--- DIRECTIONS FOR THIS TASK ---
Report each line of the data that includes the word "cambios".

--- SUPPLIED MATERIAL ---
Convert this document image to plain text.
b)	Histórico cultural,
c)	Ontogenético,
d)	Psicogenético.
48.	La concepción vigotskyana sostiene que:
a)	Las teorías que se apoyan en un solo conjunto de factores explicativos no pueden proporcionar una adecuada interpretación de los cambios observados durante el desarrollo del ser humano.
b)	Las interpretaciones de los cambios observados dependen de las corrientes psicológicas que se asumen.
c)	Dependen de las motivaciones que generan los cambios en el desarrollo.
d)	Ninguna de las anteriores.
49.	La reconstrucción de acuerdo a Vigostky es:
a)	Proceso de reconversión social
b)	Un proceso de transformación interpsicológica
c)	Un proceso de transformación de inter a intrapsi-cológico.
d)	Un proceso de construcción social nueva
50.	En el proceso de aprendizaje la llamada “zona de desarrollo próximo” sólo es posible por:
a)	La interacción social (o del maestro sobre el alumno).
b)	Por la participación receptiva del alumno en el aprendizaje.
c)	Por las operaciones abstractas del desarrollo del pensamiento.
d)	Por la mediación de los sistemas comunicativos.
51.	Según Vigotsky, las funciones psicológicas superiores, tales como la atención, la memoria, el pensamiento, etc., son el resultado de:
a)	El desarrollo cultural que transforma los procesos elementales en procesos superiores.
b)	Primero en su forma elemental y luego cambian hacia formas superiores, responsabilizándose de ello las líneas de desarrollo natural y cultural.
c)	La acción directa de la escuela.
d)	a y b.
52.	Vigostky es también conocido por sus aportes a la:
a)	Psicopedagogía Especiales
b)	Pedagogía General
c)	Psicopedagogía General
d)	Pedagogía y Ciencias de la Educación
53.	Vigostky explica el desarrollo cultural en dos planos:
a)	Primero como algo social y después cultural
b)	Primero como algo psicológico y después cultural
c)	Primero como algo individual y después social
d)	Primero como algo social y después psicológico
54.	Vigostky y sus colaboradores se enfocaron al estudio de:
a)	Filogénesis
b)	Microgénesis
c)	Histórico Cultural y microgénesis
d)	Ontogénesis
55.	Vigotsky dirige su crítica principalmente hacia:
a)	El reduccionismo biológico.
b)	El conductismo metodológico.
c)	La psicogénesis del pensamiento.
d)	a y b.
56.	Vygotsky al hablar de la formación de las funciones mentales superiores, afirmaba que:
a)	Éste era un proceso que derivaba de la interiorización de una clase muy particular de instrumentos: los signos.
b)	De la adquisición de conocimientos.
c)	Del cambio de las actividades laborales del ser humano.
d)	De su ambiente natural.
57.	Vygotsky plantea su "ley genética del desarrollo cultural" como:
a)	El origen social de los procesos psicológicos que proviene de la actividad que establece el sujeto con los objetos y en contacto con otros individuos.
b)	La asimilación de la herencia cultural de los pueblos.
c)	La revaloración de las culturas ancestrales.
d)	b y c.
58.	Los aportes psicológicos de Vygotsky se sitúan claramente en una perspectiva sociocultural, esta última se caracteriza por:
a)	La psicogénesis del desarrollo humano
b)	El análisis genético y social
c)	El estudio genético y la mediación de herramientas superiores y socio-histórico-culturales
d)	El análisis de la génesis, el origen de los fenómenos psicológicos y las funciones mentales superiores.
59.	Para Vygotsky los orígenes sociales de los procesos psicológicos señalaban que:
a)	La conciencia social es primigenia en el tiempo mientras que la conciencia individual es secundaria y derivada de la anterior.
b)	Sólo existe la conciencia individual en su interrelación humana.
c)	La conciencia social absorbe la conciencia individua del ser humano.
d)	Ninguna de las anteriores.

--- FINISHED TASK ---
a)	Las teorías que se apoyan en un solo conjunto de factores explicativos no pueden proporcionar una adecuada interpretación de los cambios observados durante el desarrollo del ser humano.
b)	Las interpretaciones de los cambios observados dependen de las corrientes psicológicas que se asumen.
c)	Dependen de las motivaciones que generan los cambios en el desarrollo.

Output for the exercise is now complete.